To do:
Report only the number of lines holding "座席追加後レイアウト".

++++ Data for processing

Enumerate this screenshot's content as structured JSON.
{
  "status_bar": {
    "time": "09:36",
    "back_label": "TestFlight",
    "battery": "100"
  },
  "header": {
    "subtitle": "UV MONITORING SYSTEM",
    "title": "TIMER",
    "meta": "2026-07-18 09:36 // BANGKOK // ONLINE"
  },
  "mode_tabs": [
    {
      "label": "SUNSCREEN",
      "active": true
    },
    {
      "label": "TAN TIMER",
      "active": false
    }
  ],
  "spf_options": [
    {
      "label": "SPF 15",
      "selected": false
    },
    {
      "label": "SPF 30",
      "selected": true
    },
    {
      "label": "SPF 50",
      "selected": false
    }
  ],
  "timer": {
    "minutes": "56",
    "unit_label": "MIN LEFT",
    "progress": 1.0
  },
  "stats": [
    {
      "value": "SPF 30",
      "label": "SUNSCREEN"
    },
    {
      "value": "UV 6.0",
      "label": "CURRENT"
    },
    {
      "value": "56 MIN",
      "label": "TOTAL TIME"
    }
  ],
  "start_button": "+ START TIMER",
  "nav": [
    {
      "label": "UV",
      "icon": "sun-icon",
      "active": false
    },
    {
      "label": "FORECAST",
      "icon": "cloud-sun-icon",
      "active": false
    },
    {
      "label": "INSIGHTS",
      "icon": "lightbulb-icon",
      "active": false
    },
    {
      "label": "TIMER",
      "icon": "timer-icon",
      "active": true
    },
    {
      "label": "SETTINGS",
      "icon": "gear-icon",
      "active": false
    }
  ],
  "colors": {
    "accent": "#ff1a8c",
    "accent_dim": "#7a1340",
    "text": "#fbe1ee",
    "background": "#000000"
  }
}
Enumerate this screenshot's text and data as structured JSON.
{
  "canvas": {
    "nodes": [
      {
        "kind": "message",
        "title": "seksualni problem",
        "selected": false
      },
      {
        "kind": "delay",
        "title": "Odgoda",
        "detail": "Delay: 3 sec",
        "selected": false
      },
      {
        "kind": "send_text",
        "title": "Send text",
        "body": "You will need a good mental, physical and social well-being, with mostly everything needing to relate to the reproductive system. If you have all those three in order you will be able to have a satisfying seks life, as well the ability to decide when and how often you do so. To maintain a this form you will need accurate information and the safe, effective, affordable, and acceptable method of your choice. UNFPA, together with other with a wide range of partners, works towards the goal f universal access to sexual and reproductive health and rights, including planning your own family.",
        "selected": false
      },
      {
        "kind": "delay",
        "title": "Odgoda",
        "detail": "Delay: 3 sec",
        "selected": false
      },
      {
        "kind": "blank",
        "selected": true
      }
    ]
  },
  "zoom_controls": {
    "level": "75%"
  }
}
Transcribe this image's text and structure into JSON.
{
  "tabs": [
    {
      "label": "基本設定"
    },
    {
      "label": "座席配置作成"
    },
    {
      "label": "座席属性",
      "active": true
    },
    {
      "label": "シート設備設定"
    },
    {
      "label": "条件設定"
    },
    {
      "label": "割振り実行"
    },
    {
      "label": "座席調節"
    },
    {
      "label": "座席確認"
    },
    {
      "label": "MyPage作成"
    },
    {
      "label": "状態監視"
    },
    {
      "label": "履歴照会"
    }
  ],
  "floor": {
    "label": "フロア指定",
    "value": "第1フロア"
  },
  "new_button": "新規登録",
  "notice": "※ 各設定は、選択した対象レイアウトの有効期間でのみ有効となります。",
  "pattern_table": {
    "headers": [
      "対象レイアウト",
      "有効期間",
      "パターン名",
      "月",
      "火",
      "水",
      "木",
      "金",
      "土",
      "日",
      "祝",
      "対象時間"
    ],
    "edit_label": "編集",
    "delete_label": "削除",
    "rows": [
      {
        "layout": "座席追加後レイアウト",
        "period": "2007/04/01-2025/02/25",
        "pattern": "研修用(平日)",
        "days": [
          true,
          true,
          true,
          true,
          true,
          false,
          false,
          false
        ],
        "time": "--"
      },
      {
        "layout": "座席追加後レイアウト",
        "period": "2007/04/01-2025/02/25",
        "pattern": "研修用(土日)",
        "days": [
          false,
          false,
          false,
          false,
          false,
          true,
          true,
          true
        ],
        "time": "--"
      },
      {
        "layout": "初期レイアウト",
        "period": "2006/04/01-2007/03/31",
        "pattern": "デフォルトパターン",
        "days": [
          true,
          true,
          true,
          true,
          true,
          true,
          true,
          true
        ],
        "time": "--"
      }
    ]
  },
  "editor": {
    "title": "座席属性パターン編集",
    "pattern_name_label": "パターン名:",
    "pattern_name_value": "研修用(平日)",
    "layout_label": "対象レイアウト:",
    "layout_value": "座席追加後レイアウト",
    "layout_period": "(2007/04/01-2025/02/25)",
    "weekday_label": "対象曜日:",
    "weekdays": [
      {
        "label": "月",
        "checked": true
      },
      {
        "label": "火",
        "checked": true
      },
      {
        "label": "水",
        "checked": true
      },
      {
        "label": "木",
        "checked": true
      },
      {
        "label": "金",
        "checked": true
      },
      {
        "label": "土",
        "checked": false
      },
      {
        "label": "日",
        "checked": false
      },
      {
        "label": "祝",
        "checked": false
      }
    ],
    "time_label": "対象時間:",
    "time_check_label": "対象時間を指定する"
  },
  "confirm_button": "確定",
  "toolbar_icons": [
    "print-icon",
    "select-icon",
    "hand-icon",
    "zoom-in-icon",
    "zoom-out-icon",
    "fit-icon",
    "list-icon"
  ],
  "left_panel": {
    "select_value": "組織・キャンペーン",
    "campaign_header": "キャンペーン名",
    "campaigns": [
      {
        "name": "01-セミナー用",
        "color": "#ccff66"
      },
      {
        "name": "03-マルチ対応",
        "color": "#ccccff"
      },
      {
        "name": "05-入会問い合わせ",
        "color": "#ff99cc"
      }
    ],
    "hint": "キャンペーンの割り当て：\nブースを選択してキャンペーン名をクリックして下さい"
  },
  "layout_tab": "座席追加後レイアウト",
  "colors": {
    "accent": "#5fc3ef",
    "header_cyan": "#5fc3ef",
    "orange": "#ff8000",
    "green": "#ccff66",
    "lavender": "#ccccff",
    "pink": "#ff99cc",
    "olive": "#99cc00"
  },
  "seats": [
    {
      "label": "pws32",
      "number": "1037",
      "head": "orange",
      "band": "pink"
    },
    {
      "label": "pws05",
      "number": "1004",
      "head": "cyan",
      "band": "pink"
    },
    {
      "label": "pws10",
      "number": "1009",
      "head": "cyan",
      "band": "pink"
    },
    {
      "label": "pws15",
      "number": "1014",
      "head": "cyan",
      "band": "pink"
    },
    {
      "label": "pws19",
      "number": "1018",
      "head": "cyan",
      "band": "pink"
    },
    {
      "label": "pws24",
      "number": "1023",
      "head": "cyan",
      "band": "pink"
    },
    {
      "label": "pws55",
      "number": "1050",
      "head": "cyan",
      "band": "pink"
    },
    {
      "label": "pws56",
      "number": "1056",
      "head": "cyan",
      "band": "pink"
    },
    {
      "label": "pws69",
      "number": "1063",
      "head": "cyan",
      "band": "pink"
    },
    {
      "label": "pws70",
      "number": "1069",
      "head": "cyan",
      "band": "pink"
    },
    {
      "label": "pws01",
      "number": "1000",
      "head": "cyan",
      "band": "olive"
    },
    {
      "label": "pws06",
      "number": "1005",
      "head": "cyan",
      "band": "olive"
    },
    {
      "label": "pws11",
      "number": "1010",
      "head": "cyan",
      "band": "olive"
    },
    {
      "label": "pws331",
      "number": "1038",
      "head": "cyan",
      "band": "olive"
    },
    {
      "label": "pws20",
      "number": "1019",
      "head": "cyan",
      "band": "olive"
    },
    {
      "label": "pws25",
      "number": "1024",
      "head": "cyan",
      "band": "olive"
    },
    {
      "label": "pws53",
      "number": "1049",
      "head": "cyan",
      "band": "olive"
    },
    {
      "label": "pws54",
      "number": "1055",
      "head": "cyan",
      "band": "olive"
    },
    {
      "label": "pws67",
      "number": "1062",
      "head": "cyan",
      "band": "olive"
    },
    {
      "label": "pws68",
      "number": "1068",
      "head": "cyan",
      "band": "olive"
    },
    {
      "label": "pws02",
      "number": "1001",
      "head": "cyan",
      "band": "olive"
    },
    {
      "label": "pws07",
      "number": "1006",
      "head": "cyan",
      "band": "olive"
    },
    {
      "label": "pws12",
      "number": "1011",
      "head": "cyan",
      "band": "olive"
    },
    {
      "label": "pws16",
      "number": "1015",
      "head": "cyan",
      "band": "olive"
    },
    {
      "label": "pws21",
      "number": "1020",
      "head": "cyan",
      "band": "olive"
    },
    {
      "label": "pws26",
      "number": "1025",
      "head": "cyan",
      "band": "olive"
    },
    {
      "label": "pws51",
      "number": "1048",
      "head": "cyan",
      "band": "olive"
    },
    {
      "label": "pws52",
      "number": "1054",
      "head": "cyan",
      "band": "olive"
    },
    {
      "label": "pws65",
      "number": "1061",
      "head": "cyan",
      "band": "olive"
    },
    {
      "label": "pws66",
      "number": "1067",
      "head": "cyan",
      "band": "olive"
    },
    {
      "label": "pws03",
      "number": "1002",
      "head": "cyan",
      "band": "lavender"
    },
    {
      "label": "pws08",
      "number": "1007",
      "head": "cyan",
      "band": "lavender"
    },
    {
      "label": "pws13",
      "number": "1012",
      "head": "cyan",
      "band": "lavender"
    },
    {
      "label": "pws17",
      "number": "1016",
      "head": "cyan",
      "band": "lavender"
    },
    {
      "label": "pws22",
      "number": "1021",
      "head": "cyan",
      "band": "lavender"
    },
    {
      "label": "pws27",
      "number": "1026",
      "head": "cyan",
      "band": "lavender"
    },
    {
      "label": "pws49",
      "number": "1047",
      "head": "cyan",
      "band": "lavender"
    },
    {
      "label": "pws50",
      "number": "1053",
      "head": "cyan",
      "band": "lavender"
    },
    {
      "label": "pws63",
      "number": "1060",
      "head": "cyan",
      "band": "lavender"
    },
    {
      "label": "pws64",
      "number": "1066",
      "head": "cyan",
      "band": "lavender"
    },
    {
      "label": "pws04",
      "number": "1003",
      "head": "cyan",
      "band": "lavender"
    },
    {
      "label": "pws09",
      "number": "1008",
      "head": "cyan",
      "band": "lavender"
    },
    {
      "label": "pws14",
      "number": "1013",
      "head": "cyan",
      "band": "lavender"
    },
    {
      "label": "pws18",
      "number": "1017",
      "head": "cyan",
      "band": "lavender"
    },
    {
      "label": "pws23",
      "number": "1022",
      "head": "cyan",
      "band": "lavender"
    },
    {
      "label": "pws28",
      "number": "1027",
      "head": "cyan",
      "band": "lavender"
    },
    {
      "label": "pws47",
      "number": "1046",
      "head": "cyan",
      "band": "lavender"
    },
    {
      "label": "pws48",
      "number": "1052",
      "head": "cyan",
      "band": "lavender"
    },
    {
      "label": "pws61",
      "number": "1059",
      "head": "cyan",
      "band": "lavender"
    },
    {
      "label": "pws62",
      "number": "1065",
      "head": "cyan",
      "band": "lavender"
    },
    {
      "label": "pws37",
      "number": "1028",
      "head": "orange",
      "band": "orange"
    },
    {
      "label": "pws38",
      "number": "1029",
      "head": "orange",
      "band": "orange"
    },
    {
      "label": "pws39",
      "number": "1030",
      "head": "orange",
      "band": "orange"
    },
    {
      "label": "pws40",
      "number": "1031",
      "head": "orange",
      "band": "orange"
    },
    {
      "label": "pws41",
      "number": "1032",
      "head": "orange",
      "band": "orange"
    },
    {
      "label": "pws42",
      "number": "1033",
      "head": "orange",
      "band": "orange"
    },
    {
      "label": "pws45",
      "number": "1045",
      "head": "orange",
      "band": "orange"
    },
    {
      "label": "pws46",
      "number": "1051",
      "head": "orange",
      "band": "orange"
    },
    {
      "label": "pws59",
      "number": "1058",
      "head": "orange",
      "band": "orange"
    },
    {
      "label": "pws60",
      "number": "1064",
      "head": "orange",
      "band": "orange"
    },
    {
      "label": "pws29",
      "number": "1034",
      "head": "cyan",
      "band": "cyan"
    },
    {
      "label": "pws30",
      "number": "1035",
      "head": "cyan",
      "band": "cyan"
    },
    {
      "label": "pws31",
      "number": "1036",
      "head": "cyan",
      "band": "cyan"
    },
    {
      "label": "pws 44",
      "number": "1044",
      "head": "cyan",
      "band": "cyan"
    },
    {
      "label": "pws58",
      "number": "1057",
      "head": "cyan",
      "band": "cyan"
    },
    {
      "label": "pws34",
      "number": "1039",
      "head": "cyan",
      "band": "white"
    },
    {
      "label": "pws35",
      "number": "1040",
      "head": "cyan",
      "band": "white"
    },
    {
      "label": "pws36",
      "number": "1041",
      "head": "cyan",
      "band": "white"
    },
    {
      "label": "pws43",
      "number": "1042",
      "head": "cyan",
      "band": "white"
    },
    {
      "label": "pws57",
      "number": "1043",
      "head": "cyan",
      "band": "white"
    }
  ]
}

++++++++

Result for this task:
4